* PROMPT: All the data below goes into the copy word for word, but the pictures don't.

(Extracted records)

= = = = =

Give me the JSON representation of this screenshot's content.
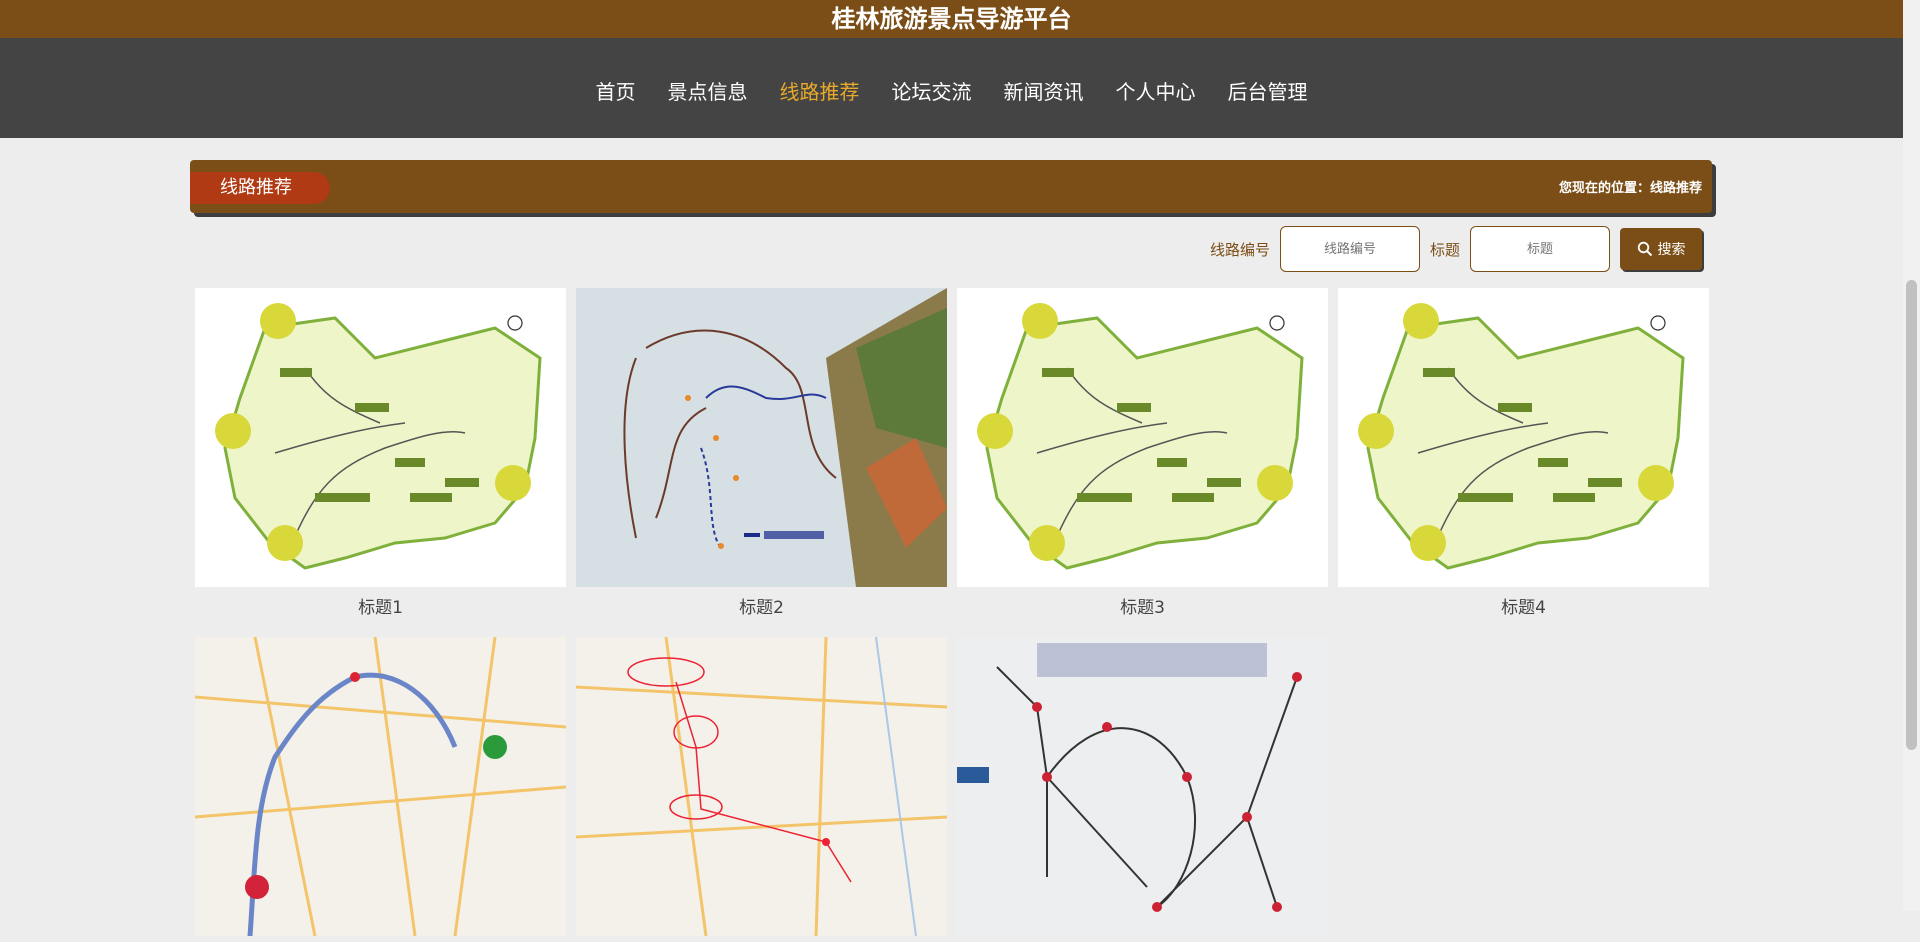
{
  "header": {
    "title": "桂林旅游景点导游平台"
  },
  "nav": {
    "items": [
      {
        "label": "首页"
      },
      {
        "label": "景点信息"
      },
      {
        "label": "线路推荐",
        "active": true
      },
      {
        "label": "论坛交流"
      },
      {
        "label": "新闻资讯"
      },
      {
        "label": "个人中心"
      },
      {
        "label": "后台管理"
      }
    ]
  },
  "banner": {
    "title": "线路推荐",
    "location": "您现在的位置：线路推荐"
  },
  "search": {
    "route_label": "线路编号",
    "route_placeholder": "线路编号",
    "title_label": "标题",
    "title_placeholder": "标题",
    "button_label": "搜索",
    "button_icon": "search-icon"
  },
  "cards": [
    {
      "title": "标题1"
    },
    {
      "title": "标题2"
    },
    {
      "title": "标题3"
    },
    {
      "title": "标题4"
    },
    {
      "title": ""
    },
    {
      "title": ""
    },
    {
      "title": ""
    }
  ],
  "colors": {
    "brand_brown": "#7c4e17",
    "nav_bg": "#444444",
    "active_nav": "#e9a92a",
    "banner_tab": "#b03a13"
  }
}
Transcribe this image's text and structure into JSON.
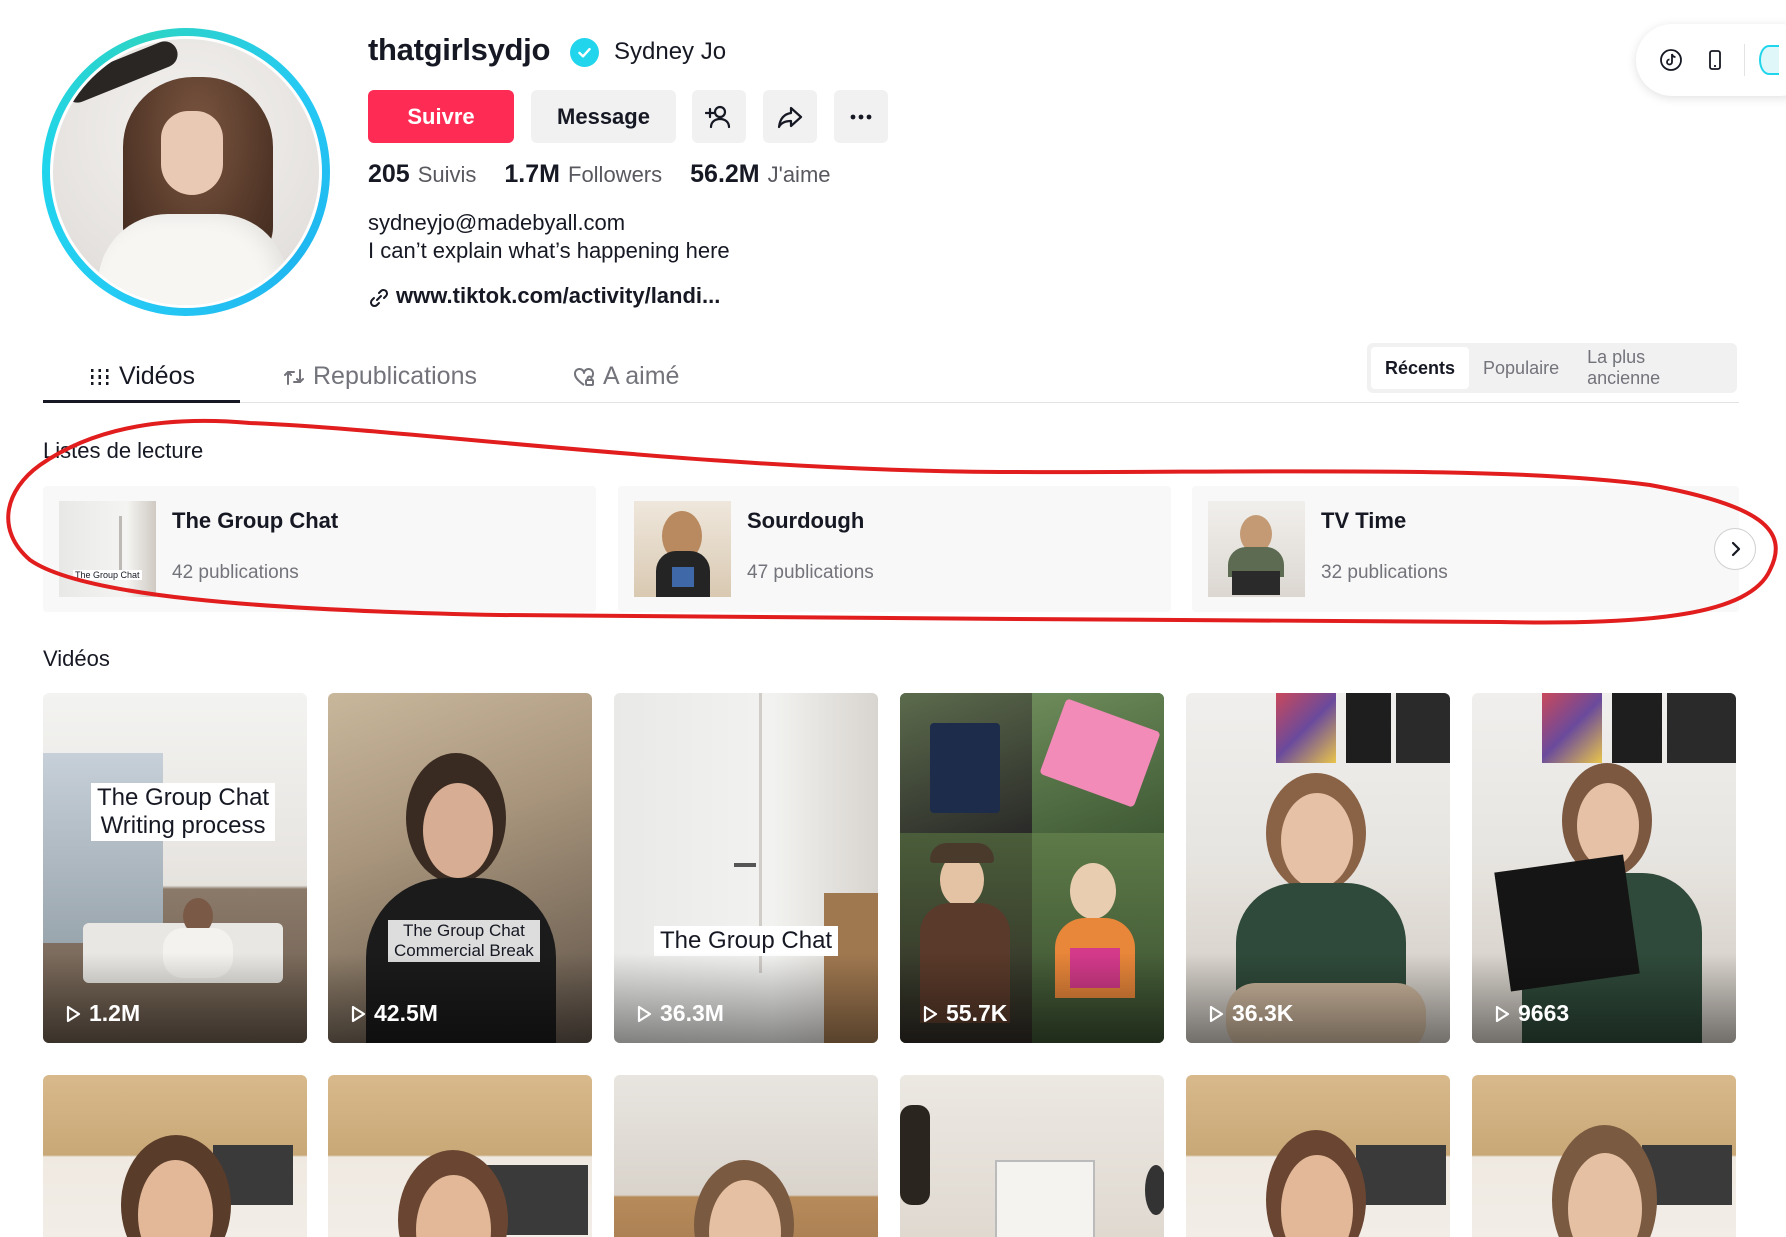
{
  "profile": {
    "username": "thatgirlsydjo",
    "nickname": "Sydney Jo",
    "follow_label": "Suivre",
    "message_label": "Message",
    "stats": [
      {
        "value": "205",
        "label": "Suivis"
      },
      {
        "value": "1.7M",
        "label": "Followers"
      },
      {
        "value": "56.2M",
        "label": "J'aime"
      }
    ],
    "bio_line1": "sydneyjo@madebyall.com",
    "bio_line2": "I can’t explain what’s happening here",
    "link": "www.tiktok.com/activity/landi..."
  },
  "tabs": [
    {
      "label": "Vidéos",
      "icon": "grid-icon",
      "active": true
    },
    {
      "label": "Republications",
      "icon": "repost-icon"
    },
    {
      "label": "A aimé",
      "icon": "heart-lock-icon"
    }
  ],
  "sort": {
    "options": [
      "Récents",
      "Populaire",
      "La plus ancienne"
    ],
    "selected": "Récents"
  },
  "playlists": {
    "title": "Listes de lecture",
    "items": [
      {
        "name": "The Group Chat",
        "count": "42 publications",
        "thumb_caption": "The Group Chat"
      },
      {
        "name": "Sourdough",
        "count": "47 publications"
      },
      {
        "name": "TV Time",
        "count": "32 publications"
      }
    ]
  },
  "videos": {
    "title": "Vidéos",
    "items": [
      {
        "views": "1.2M",
        "caption_line1": "The Group Chat",
        "caption_line2": "Writing process"
      },
      {
        "views": "42.5M",
        "caption_line1": "The Group Chat",
        "caption_line2": "Commercial Break"
      },
      {
        "views": "36.3M",
        "caption_line1": "The Group Chat"
      },
      {
        "views": "55.7K"
      },
      {
        "views": "36.3K"
      },
      {
        "views": "9663"
      }
    ]
  },
  "colors": {
    "follow": "#fe2c55",
    "verified": "#20d5ec",
    "annotation": "#e11d1d"
  }
}
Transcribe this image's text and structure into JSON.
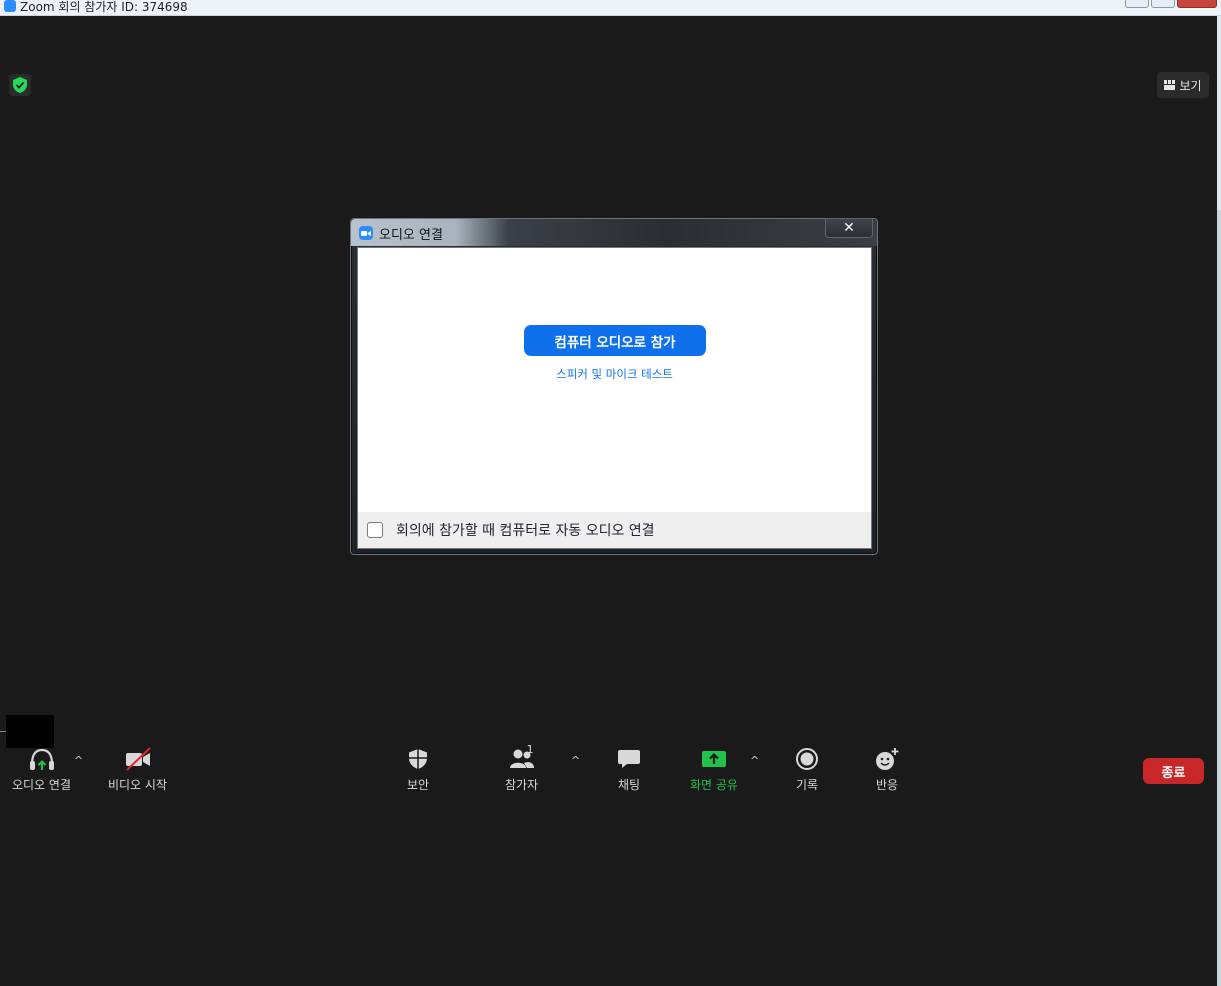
{
  "window": {
    "title": "Zoom 회의 참가자 ID: 374698",
    "app_icon": "zoom-icon"
  },
  "main": {
    "view_button_label": "보기",
    "shield_icon": "shield-check-icon"
  },
  "dialog": {
    "title": "오디오 연결",
    "close_glyph": "✕",
    "join_button_label": "컴퓨터 오디오로 참가",
    "test_link_label": "스피커 및 마이크 테스트",
    "auto_join_checkbox_label": "회의에 참가할 때 컴퓨터로 자동 오디오 연결",
    "auto_join_checked": false
  },
  "toolbar": {
    "audio_label": "오디오 연결",
    "video_label": "비디오 시작",
    "security_label": "보안",
    "participants_label": "참가자",
    "participants_count": "1",
    "chat_label": "채팅",
    "share_label": "화면 공유",
    "record_label": "기록",
    "reactions_label": "반응",
    "end_label": "종료"
  },
  "colors": {
    "background": "#1a1a1a",
    "accent_blue": "#0e71eb",
    "share_green": "#20c24b",
    "end_red": "#c82729"
  }
}
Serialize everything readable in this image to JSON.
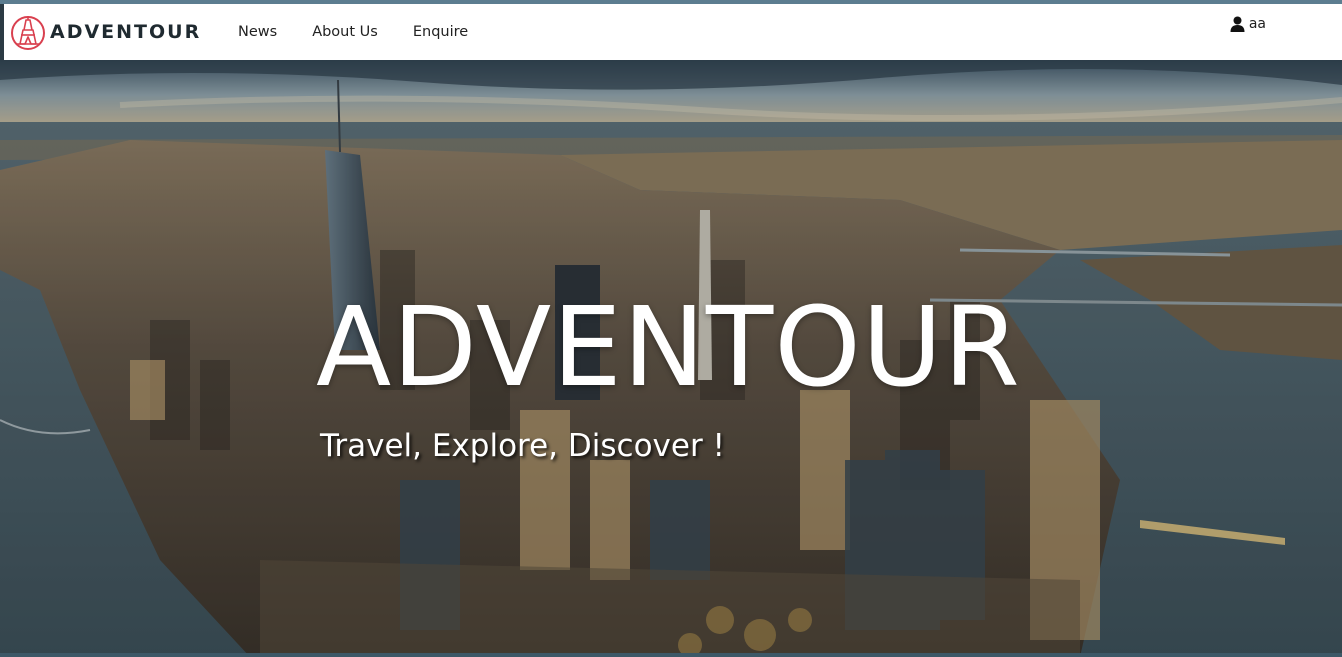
{
  "brand": {
    "name": "ADVENTOUR",
    "accent": "#d9404f"
  },
  "nav": {
    "items": [
      {
        "label": "News"
      },
      {
        "label": "About Us"
      },
      {
        "label": "Enquire"
      }
    ]
  },
  "user": {
    "icon": "user-icon",
    "name": "aa"
  },
  "hero": {
    "title": "ADVENTOUR",
    "subtitle": "Travel, Explore, Discover !"
  }
}
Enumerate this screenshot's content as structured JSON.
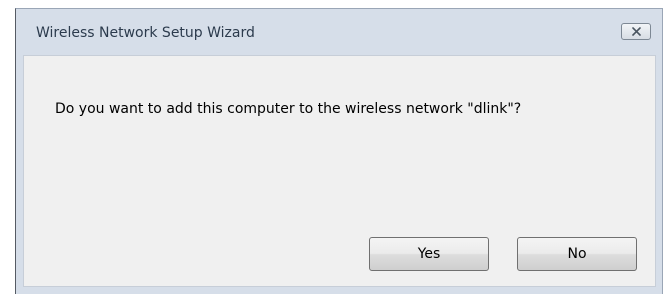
{
  "window": {
    "title": "Wireless Network Setup Wizard"
  },
  "dialog": {
    "message": "Do you want to add this computer to the wireless network \"dlink\"?"
  },
  "buttons": {
    "yes": "Yes",
    "no": "No"
  },
  "icons": {
    "close": "close-icon"
  }
}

= = = = =

* ANSWER IN FULL:
Give me the JSON representation of this screenshot's content.
{
  "header": {
    "title": "桂林旅游景点导游平台"
  },
  "nav": {
    "items": [
      {
        "label": "首页"
      },
      {
        "label": "景点信息"
      },
      {
        "label": "线路推荐",
        "active": true
      },
      {
        "label": "论坛交流"
      },
      {
        "label": "新闻资讯"
      },
      {
        "label": "个人中心"
      },
      {
        "label": "后台管理"
      }
    ]
  },
  "banner": {
    "title": "线路推荐",
    "location": "您现在的位置：线路推荐"
  },
  "search": {
    "route_label": "线路编号",
    "route_placeholder": "线路编号",
    "title_label": "标题",
    "title_placeholder": "标题",
    "button_label": "搜索",
    "button_icon": "search-icon"
  },
  "cards": [
    {
      "title": "标题1"
    },
    {
      "title": "标题2"
    },
    {
      "title": "标题3"
    },
    {
      "title": "标题4"
    },
    {
      "title": ""
    },
    {
      "title": ""
    },
    {
      "title": ""
    }
  ],
  "colors": {
    "brand_brown": "#7c4e17",
    "nav_bg": "#444444",
    "active_nav": "#e9a92a",
    "banner_tab": "#b03a13"
  }
}
Transcribe this image's text and structure into JSON.
{
  "profile": {
    "username": "thatgirlsydjo",
    "nickname": "Sydney Jo",
    "follow_label": "Suivre",
    "message_label": "Message",
    "stats": [
      {
        "value": "205",
        "label": "Suivis"
      },
      {
        "value": "1.7M",
        "label": "Followers"
      },
      {
        "value": "56.2M",
        "label": "J'aime"
      }
    ],
    "bio_line1": "sydneyjo@madebyall.com",
    "bio_line2": "I can’t explain what’s happening here",
    "link": "www.tiktok.com/activity/landi..."
  },
  "tabs": [
    {
      "label": "Vidéos",
      "icon": "grid-icon",
      "active": true
    },
    {
      "label": "Republications",
      "icon": "repost-icon"
    },
    {
      "label": "A aimé",
      "icon": "heart-lock-icon"
    }
  ],
  "sort": {
    "options": [
      "Récents",
      "Populaire",
      "La plus ancienne"
    ],
    "selected": "Récents"
  },
  "playlists": {
    "title": "Listes de lecture",
    "items": [
      {
        "name": "The Group Chat",
        "count": "42 publications",
        "thumb_caption": "The Group Chat"
      },
      {
        "name": "Sourdough",
        "count": "47 publications"
      },
      {
        "name": "TV Time",
        "count": "32 publications"
      }
    ]
  },
  "videos": {
    "title": "Vidéos",
    "items": [
      {
        "views": "1.2M",
        "caption_line1": "The Group Chat",
        "caption_line2": "Writing process"
      },
      {
        "views": "42.5M",
        "caption_line1": "The Group Chat",
        "caption_line2": "Commercial Break"
      },
      {
        "views": "36.3M",
        "caption_line1": "The Group Chat"
      },
      {
        "views": "55.7K"
      },
      {
        "views": "36.3K"
      },
      {
        "views": "9663"
      }
    ]
  },
  "colors": {
    "follow": "#fe2c55",
    "verified": "#20d5ec",
    "annotation": "#e11d1d"
  }
}
Transcribe this image's text and structure into JSON.
{
  "window": {
    "title": "Zoom 회의 참가자 ID: 374698",
    "app_icon": "zoom-icon"
  },
  "main": {
    "view_button_label": "보기",
    "shield_icon": "shield-check-icon"
  },
  "dialog": {
    "title": "오디오 연결",
    "close_glyph": "✕",
    "join_button_label": "컴퓨터 오디오로 참가",
    "test_link_label": "스피커 및 마이크 테스트",
    "auto_join_checkbox_label": "회의에 참가할 때 컴퓨터로 자동 오디오 연결",
    "auto_join_checked": false
  },
  "toolbar": {
    "audio_label": "오디오 연결",
    "video_label": "비디오 시작",
    "security_label": "보안",
    "participants_label": "참가자",
    "participants_count": "1",
    "chat_label": "채팅",
    "share_label": "화면 공유",
    "record_label": "기록",
    "reactions_label": "반응",
    "end_label": "종료"
  },
  "colors": {
    "background": "#1a1a1a",
    "accent_blue": "#0e71eb",
    "share_green": "#20c24b",
    "end_red": "#c82729"
  }
}
Serialize everything readable in this image to JSON.
{
  "brand": {
    "name": "ADVENTOUR",
    "accent": "#d9404f"
  },
  "nav": {
    "items": [
      {
        "label": "News"
      },
      {
        "label": "About Us"
      },
      {
        "label": "Enquire"
      }
    ]
  },
  "user": {
    "icon": "user-icon",
    "name": "aa"
  },
  "hero": {
    "title": "ADVENTOUR",
    "subtitle": "Travel, Explore, Discover !"
  }
}
Enumerate this screenshot's content as structured JSON.
{
  "window": {
    "title": "Wireless Network Setup Wizard"
  },
  "dialog": {
    "message": "Do you want to add this computer to the wireless network \"dlink\"?"
  },
  "buttons": {
    "yes": "Yes",
    "no": "No"
  },
  "icons": {
    "close": "close-icon"
  }
}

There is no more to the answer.